**GIVEN INSTRUCTION:**
Please give the listing again, word for word, with nothing left out.

**PROVIDED INFORMATION:**

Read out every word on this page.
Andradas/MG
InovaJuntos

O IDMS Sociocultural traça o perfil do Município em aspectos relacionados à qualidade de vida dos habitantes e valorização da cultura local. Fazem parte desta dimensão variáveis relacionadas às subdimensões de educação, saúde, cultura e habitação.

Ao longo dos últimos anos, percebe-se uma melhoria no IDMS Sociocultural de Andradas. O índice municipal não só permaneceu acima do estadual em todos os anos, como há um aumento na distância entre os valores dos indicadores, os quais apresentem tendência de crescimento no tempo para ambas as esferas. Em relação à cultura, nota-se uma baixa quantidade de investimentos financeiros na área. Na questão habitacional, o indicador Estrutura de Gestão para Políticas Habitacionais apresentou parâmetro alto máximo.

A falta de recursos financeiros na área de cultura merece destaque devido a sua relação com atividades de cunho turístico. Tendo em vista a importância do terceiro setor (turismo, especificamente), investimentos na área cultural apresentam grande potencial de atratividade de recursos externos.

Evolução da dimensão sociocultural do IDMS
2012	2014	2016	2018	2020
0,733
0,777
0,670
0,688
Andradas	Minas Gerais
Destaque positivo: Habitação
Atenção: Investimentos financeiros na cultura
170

**SOLUTION FOR THIS PROBLEM:**
Read out every word on this page.
Andradas/MG
InovaJuntos

O IDMS Sociocultural traça o perfil do Município em aspectos relacionados à qualidade de vida dos habitantes e valorização da cultura local. Fazem parte desta dimensão variáveis relacionadas às subdimensões de educação, saúde, cultura e habitação.

Ao longo dos últimos anos, percebe-se uma melhoria no IDMS Sociocultural de Andradas. O índice municipal não só permaneceu acima do estadual em todos os anos, como há um aumento na distância entre os valores dos indicadores, os quais apresentem tendência de crescimento no tempo para ambas as esferas. Em relação à cultura, nota-se uma baixa quantidade de investimentos financeiros na área. Na questão habitacional, o indicador Estrutura de Gestão para Políticas Habitacionais apresentou parâmetro alto máximo.

A falta de recursos financeiros na área de cultura merece destaque devido a sua relação com atividades de cunho turístico. Tendo em vista a importância do terceiro setor (turismo, especificamente), investimentos na área cultural apresentam grande potencial de atratividade de recursos externos.

Evolução da dimensão sociocultural do IDMS
2012	2014	2016	2018	2020
0,733
0,777
0,670
0,688
Andradas	Minas Gerais
Destaque positivo: Habitação
Atenção: Investimentos financeiros na cultura
170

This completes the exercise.